*TASK DETAILS*: Transcribe the material verbatim in full; the pictures do not belong in the copy.

== INPUT RECORDS

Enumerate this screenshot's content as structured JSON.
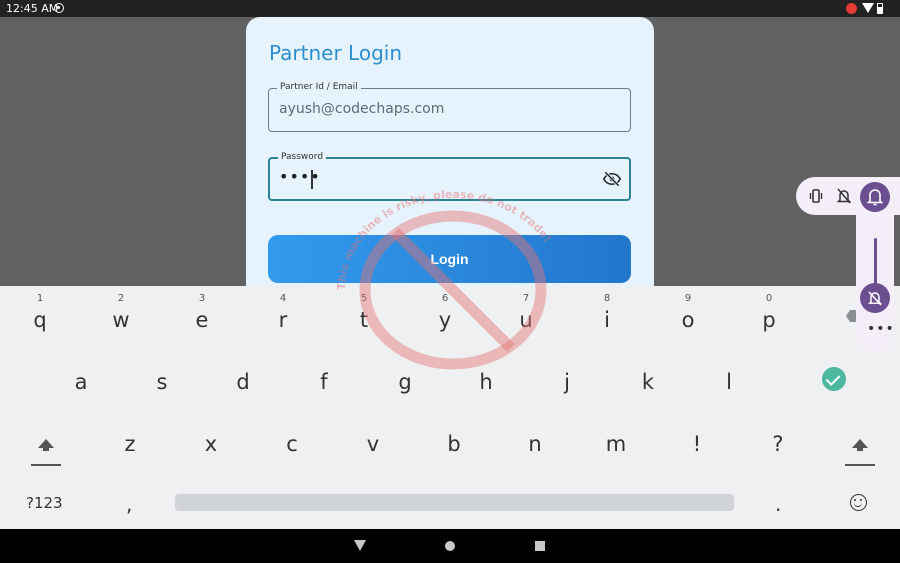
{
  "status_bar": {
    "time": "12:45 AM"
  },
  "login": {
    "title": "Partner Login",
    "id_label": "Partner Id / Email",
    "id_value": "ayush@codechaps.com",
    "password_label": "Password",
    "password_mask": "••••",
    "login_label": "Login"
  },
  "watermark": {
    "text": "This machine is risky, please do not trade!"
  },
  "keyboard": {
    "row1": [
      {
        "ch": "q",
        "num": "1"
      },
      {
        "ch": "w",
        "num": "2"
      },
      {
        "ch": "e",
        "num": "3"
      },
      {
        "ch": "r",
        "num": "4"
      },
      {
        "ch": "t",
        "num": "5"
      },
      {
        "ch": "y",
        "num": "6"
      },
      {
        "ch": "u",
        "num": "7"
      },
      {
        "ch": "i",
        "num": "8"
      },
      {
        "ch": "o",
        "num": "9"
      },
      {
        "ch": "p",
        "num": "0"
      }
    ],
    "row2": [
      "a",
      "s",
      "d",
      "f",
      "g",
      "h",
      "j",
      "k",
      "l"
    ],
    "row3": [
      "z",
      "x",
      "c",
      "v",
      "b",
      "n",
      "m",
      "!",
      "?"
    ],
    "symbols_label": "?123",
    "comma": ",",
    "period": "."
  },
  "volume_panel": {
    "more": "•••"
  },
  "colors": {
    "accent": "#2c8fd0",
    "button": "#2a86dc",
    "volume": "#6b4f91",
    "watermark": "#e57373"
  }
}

====

*FULL SOLUTION*:
Enumerate this screenshot's content as structured JSON.
{
  "status_bar": {
    "time": "12:45 AM"
  },
  "login": {
    "title": "Partner Login",
    "id_label": "Partner Id / Email",
    "id_value": "ayush@codechaps.com",
    "password_label": "Password",
    "password_mask": "••••",
    "login_label": "Login"
  },
  "watermark": {
    "text": "This machine is risky, please do not trade!"
  },
  "keyboard": {
    "row1": [
      {
        "ch": "q",
        "num": "1"
      },
      {
        "ch": "w",
        "num": "2"
      },
      {
        "ch": "e",
        "num": "3"
      },
      {
        "ch": "r",
        "num": "4"
      },
      {
        "ch": "t",
        "num": "5"
      },
      {
        "ch": "y",
        "num": "6"
      },
      {
        "ch": "u",
        "num": "7"
      },
      {
        "ch": "i",
        "num": "8"
      },
      {
        "ch": "o",
        "num": "9"
      },
      {
        "ch": "p",
        "num": "0"
      }
    ],
    "row2": [
      "a",
      "s",
      "d",
      "f",
      "g",
      "h",
      "j",
      "k",
      "l"
    ],
    "row3": [
      "z",
      "x",
      "c",
      "v",
      "b",
      "n",
      "m",
      "!",
      "?"
    ],
    "symbols_label": "?123",
    "comma": ",",
    "period": "."
  },
  "volume_panel": {
    "more": "•••"
  },
  "colors": {
    "accent": "#2c8fd0",
    "button": "#2a86dc",
    "volume": "#6b4f91",
    "watermark": "#e57373"
  }
}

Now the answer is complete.